[Spatial annotation records]
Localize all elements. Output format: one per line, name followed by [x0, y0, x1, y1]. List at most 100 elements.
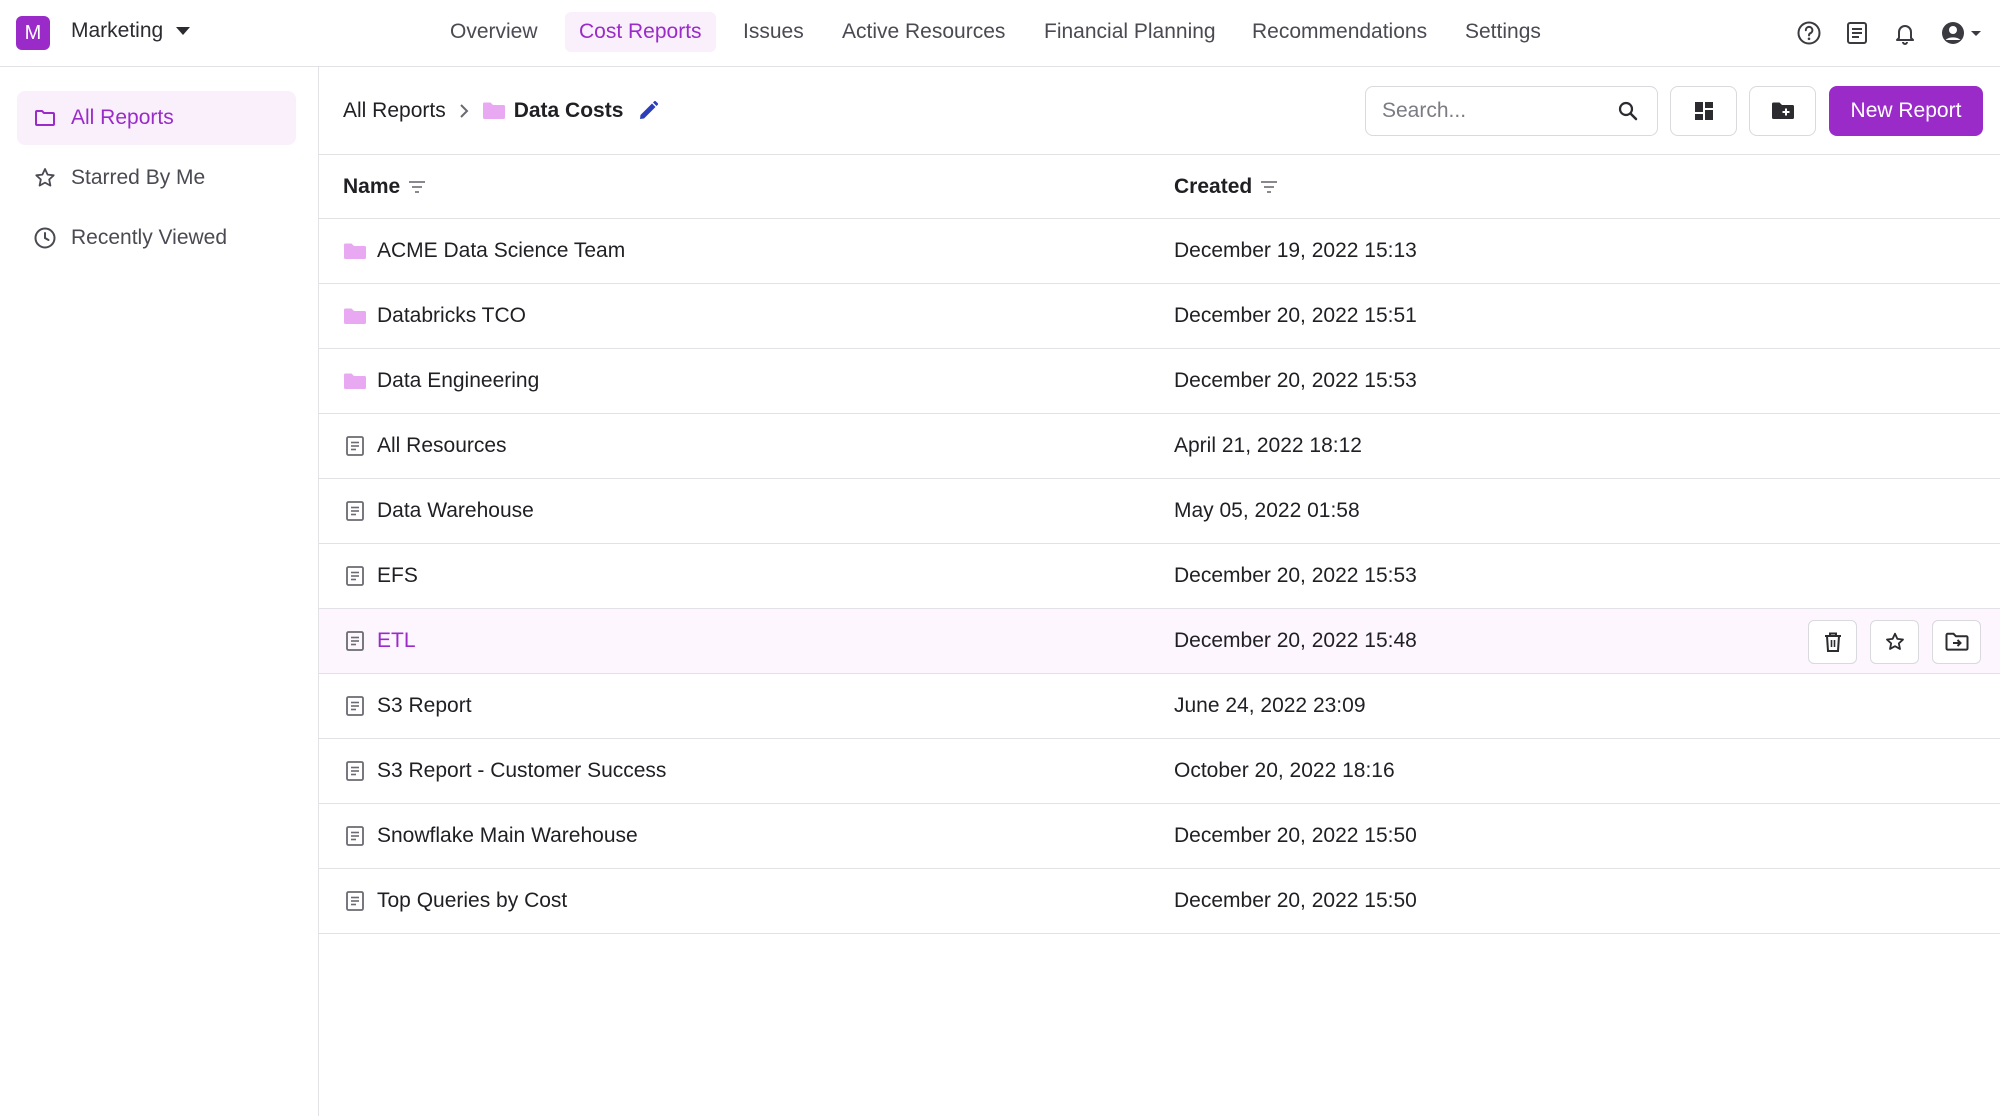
- cell-name[interactable]: EFS: [343, 544, 418, 608]
- report-icon: [346, 566, 364, 586]
- column-label: Name: [343, 174, 401, 198]
- row-name[interactable]: ETL: [377, 629, 416, 653]
- row-actions: [1808, 620, 1994, 664]
- filter-icon[interactable]: [408, 180, 426, 194]
- table-row[interactable]: S3 Report - Customer Success October 20, …: [319, 739, 2000, 804]
- cell-created: December 20, 2022 15:53: [1174, 564, 1417, 587]
- filter-icon[interactable]: [1260, 180, 1278, 194]
- trash-icon: [1824, 632, 1841, 652]
- row-name[interactable]: Data Warehouse: [377, 499, 534, 523]
- table-row[interactable]: EFS December 20, 2022 15:53: [319, 544, 2000, 609]
- report-icon: [346, 761, 364, 781]
- nav-overview[interactable]: Overview: [436, 12, 552, 52]
- row-name[interactable]: Databricks TCO: [377, 304, 526, 328]
- cell-name[interactable]: S3 Report: [343, 674, 472, 738]
- sidebar-item-all-reports[interactable]: All Reports: [17, 91, 296, 145]
- move-button[interactable]: [1932, 620, 1981, 664]
- new-folder-button[interactable]: [1749, 86, 1816, 136]
- cell-name[interactable]: ACME Data Science Team: [343, 219, 625, 283]
- cell-created: December 20, 2022 15:48: [1174, 629, 1417, 652]
- breadcrumb: All Reports Data Costs: [343, 67, 659, 155]
- table-row[interactable]: Data Engineering December 20, 2022 15:53: [319, 349, 2000, 414]
- table-row[interactable]: Top Queries by Cost December 20, 2022 15:…: [319, 869, 2000, 934]
- cell-created: October 20, 2022 18:16: [1174, 759, 1395, 782]
- clock-icon: [34, 227, 56, 249]
- cell-created: December 20, 2022 15:53: [1174, 369, 1417, 392]
- star-icon: [1885, 632, 1904, 650]
- column-header-name[interactable]: Name: [343, 155, 426, 218]
- cell-name[interactable]: All Resources: [343, 414, 507, 478]
- table-row[interactable]: Snowflake Main Warehouse December 20, 202…: [319, 804, 2000, 869]
- cell-created: December 20, 2022 15:50: [1174, 824, 1417, 847]
- report-icon: [346, 891, 364, 911]
- new-report-button[interactable]: New Report: [1829, 86, 1983, 136]
- report-icon: [346, 826, 364, 846]
- table-row[interactable]: All Resources April 21, 2022 18:12: [319, 414, 2000, 479]
- docs-icon[interactable]: [1843, 19, 1871, 47]
- caret-down-icon[interactable]: [175, 26, 191, 36]
- folder-icon: [344, 373, 366, 389]
- account-icon[interactable]: [1939, 19, 1983, 47]
- sidebar-item-label: All Reports: [71, 106, 174, 129]
- table-row[interactable]: ACME Data Science Team December 19, 2022 …: [319, 219, 2000, 284]
- column-header-created[interactable]: Created: [1174, 155, 1278, 218]
- sidebar-item-label: Starred By Me: [71, 166, 206, 189]
- sidebar-item-recent[interactable]: Recently Viewed: [17, 211, 296, 265]
- search-input[interactable]: [1382, 97, 1602, 125]
- top-bar: M Marketing Overview Cost Reports Issues…: [0, 0, 2000, 67]
- pencil-icon[interactable]: [637, 100, 659, 122]
- view-toggle-button[interactable]: [1670, 86, 1737, 136]
- report-icon: [346, 436, 364, 456]
- folder-icon: [344, 243, 366, 259]
- workspace-name[interactable]: Marketing: [71, 19, 163, 43]
- cell-created: December 20, 2022 15:51: [1174, 304, 1417, 327]
- nav-cost-reports[interactable]: Cost Reports: [565, 12, 716, 52]
- bell-icon[interactable]: [1891, 19, 1919, 47]
- cell-name[interactable]: Data Engineering: [343, 349, 539, 413]
- row-name[interactable]: EFS: [377, 564, 418, 588]
- move-folder-icon: [1945, 632, 1968, 651]
- search-box: [1365, 86, 1658, 136]
- nav-financial-planning[interactable]: Financial Planning: [1030, 12, 1230, 52]
- sidebar-item-starred[interactable]: Starred By Me: [17, 151, 296, 205]
- breadcrumb-current: Data Costs: [513, 99, 624, 122]
- nav-recommendations[interactable]: Recommendations: [1238, 12, 1441, 52]
- sidebar: All Reports Starred By Me Recently Viewe…: [0, 67, 319, 1116]
- folder-icon: [344, 308, 366, 324]
- table-body: ACME Data Science Team December 19, 2022 …: [319, 219, 2000, 934]
- cell-name[interactable]: S3 Report - Customer Success: [343, 739, 666, 803]
- table-row[interactable]: Databricks TCO December 20, 2022 15:51: [319, 284, 2000, 349]
- row-name[interactable]: Snowflake Main Warehouse: [377, 824, 638, 848]
- column-label: Created: [1174, 174, 1253, 198]
- nav-settings[interactable]: Settings: [1451, 12, 1555, 52]
- table-row[interactable]: S3 Report June 24, 2022 23:09: [319, 674, 2000, 739]
- create-folder-icon: [1771, 102, 1794, 119]
- cell-name[interactable]: Snowflake Main Warehouse: [343, 804, 638, 868]
- nav-issues[interactable]: Issues: [729, 12, 818, 52]
- table-row[interactable]: Data Warehouse May 05, 2022 01:58: [319, 479, 2000, 544]
- cell-name[interactable]: Databricks TCO: [343, 284, 526, 348]
- row-name[interactable]: Top Queries by Cost: [377, 889, 567, 913]
- row-name[interactable]: S3 Report: [377, 694, 472, 718]
- report-icon: [346, 501, 364, 521]
- workspace-avatar[interactable]: M: [16, 16, 50, 50]
- row-name[interactable]: Data Engineering: [377, 369, 539, 393]
- table-header: Name Created: [319, 154, 2000, 219]
- reports-table: Name Created ACME Data Science Team Decem…: [319, 154, 2000, 934]
- cell-name[interactable]: ETL: [343, 609, 416, 673]
- row-name[interactable]: All Resources: [377, 434, 507, 458]
- delete-button[interactable]: [1808, 620, 1857, 664]
- row-name[interactable]: ACME Data Science Team: [377, 239, 625, 263]
- cell-created: December 20, 2022 15:50: [1174, 889, 1417, 912]
- nav-active-resources[interactable]: Active Resources: [828, 12, 1019, 52]
- folder-icon: [482, 102, 505, 119]
- table-row[interactable]: ETL December 20, 2022 15:48: [319, 609, 2000, 674]
- breadcrumb-root[interactable]: All Reports: [343, 99, 446, 123]
- cell-name[interactable]: Data Warehouse: [343, 479, 534, 543]
- cell-name[interactable]: Top Queries by Cost: [343, 869, 567, 933]
- help-icon[interactable]: [1795, 19, 1823, 47]
- dashboard-icon: [1694, 102, 1713, 120]
- star-button[interactable]: [1870, 620, 1919, 664]
- row-name[interactable]: S3 Report - Customer Success: [377, 759, 666, 783]
- search-icon[interactable]: [1617, 100, 1639, 122]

• _WRITTEN PROBLEM_
Write out the material again with every "report-icon" replaced by "document-icon", keeping everything else the same. Leave the pictures out of your answer.

• _TASK RESPONSE_
Localize all elements. Output format: one per line, name followed by [x0, y0, x1, y1]. List at most 100 elements.
- cell-name[interactable]: EFS: [343, 544, 418, 608]
- document-icon: [346, 566, 364, 586]
- column-label: Name: [343, 174, 401, 198]
- row-name[interactable]: ETL: [377, 629, 416, 653]
- row-actions: [1808, 620, 1994, 664]
- filter-icon[interactable]: [408, 180, 426, 194]
- table-row[interactable]: S3 Report - Customer Success October 20, …: [319, 739, 2000, 804]
- cell-created: December 20, 2022 15:53: [1174, 564, 1417, 587]
- filter-icon[interactable]: [1260, 180, 1278, 194]
- trash-icon: [1824, 632, 1841, 652]
- row-name[interactable]: Data Warehouse: [377, 499, 534, 523]
- table-row[interactable]: EFS December 20, 2022 15:53: [319, 544, 2000, 609]
- document-icon: [346, 761, 364, 781]
- nav-overview[interactable]: Overview: [436, 12, 552, 52]
- row-name[interactable]: Databricks TCO: [377, 304, 526, 328]
- cell-name[interactable]: S3 Report: [343, 674, 472, 738]
- sidebar-item-all-reports[interactable]: All Reports: [17, 91, 296, 145]
- move-button[interactable]: [1932, 620, 1981, 664]
- new-folder-button[interactable]: [1749, 86, 1816, 136]
- cell-name[interactable]: ACME Data Science Team: [343, 219, 625, 283]
- cell-created: December 20, 2022 15:48: [1174, 629, 1417, 652]
- breadcrumb: All Reports Data Costs: [343, 67, 659, 155]
- table-row[interactable]: Data Engineering December 20, 2022 15:53: [319, 349, 2000, 414]
- table-row[interactable]: Top Queries by Cost December 20, 2022 15:…: [319, 869, 2000, 934]
- cell-created: October 20, 2022 18:16: [1174, 759, 1395, 782]
- clock-icon: [34, 227, 56, 249]
- cell-created: December 20, 2022 15:53: [1174, 369, 1417, 392]
- star-icon: [1885, 632, 1904, 650]
- column-header-name[interactable]: Name: [343, 155, 426, 218]
- cell-name[interactable]: All Resources: [343, 414, 507, 478]
- table-row[interactable]: Snowflake Main Warehouse December 20, 202…: [319, 804, 2000, 869]
- cell-created: December 20, 2022 15:50: [1174, 824, 1417, 847]
- document-icon: [346, 891, 364, 911]
- new-report-button[interactable]: New Report: [1829, 86, 1983, 136]
- document-icon: [346, 826, 364, 846]
- table-row[interactable]: All Resources April 21, 2022 18:12: [319, 414, 2000, 479]
- docs-icon[interactable]: [1843, 19, 1871, 47]
- caret-down-icon[interactable]: [175, 26, 191, 36]
- folder-icon: [344, 373, 366, 389]
- account-icon[interactable]: [1939, 19, 1983, 47]
- sidebar-item-label: All Reports: [71, 106, 174, 129]
- table-row[interactable]: ACME Data Science Team December 19, 2022 …: [319, 219, 2000, 284]
- column-header-created[interactable]: Created: [1174, 155, 1278, 218]
- sidebar-item-label: Starred By Me: [71, 166, 206, 189]
- sidebar-item-recent[interactable]: Recently Viewed: [17, 211, 296, 265]
- search-input[interactable]: [1382, 97, 1602, 125]
- top-bar: M Marketing Overview Cost Reports Issues…: [0, 0, 2000, 67]
- pencil-icon[interactable]: [637, 100, 659, 122]
- view-toggle-button[interactable]: [1670, 86, 1737, 136]
- document-icon: [346, 436, 364, 456]
- folder-icon: [344, 243, 366, 259]
- workspace-name[interactable]: Marketing: [71, 19, 163, 43]
- cell-created: December 20, 2022 15:51: [1174, 304, 1417, 327]
- nav-cost-reports[interactable]: Cost Reports: [565, 12, 716, 52]
- bell-icon[interactable]: [1891, 19, 1919, 47]
- cell-name[interactable]: Data Engineering: [343, 349, 539, 413]
- row-name[interactable]: EFS: [377, 564, 418, 588]
- move-folder-icon: [1945, 632, 1968, 651]
- search-box: [1365, 86, 1658, 136]
- nav-financial-planning[interactable]: Financial Planning: [1030, 12, 1230, 52]
- sidebar-item-starred[interactable]: Starred By Me: [17, 151, 296, 205]
- breadcrumb-current: Data Costs: [513, 99, 624, 122]
- nav-recommendations[interactable]: Recommendations: [1238, 12, 1441, 52]
- sidebar: All Reports Starred By Me Recently Viewe…: [0, 67, 319, 1116]
- folder-icon: [344, 308, 366, 324]
- table-body: ACME Data Science Team December 19, 2022 …: [319, 219, 2000, 934]
- cell-name[interactable]: S3 Report - Customer Success: [343, 739, 666, 803]
- table-row[interactable]: Databricks TCO December 20, 2022 15:51: [319, 284, 2000, 349]
- row-name[interactable]: Snowflake Main Warehouse: [377, 824, 638, 848]
- column-label: Created: [1174, 174, 1253, 198]
- nav-settings[interactable]: Settings: [1451, 12, 1555, 52]
- table-row[interactable]: S3 Report June 24, 2022 23:09: [319, 674, 2000, 739]
- create-folder-icon: [1771, 102, 1794, 119]
- cell-name[interactable]: Snowflake Main Warehouse: [343, 804, 638, 868]
- nav-issues[interactable]: Issues: [729, 12, 818, 52]
- table-row[interactable]: Data Warehouse May 05, 2022 01:58: [319, 479, 2000, 544]
- cell-name[interactable]: Databricks TCO: [343, 284, 526, 348]
- row-name[interactable]: Top Queries by Cost: [377, 889, 567, 913]
- row-name[interactable]: S3 Report: [377, 694, 472, 718]
- document-icon: [346, 501, 364, 521]
- workspace-avatar[interactable]: M: [16, 16, 50, 50]
- row-name[interactable]: Data Engineering: [377, 369, 539, 393]
- table-header: Name Created: [319, 154, 2000, 219]
- reports-table: Name Created ACME Data Science Team Decem…: [319, 154, 2000, 934]
- cell-name[interactable]: ETL: [343, 609, 416, 673]
- row-name[interactable]: All Resources: [377, 434, 507, 458]
- delete-button[interactable]: [1808, 620, 1857, 664]
- row-name[interactable]: ACME Data Science Team: [377, 239, 625, 263]
- cell-created: December 20, 2022 15:50: [1174, 889, 1417, 912]
- nav-active-resources[interactable]: Active Resources: [828, 12, 1019, 52]
- folder-icon: [482, 102, 505, 119]
- table-row[interactable]: ETL December 20, 2022 15:48: [319, 609, 2000, 674]
- breadcrumb-root[interactable]: All Reports: [343, 99, 446, 123]
- cell-name[interactable]: Data Warehouse: [343, 479, 534, 543]
- cell-name[interactable]: Top Queries by Cost: [343, 869, 567, 933]
- help-icon[interactable]: [1795, 19, 1823, 47]
- dashboard-icon: [1694, 102, 1713, 120]
- star-button[interactable]: [1870, 620, 1919, 664]
- row-name[interactable]: S3 Report - Customer Success: [377, 759, 666, 783]
- search-icon[interactable]: [1617, 100, 1639, 122]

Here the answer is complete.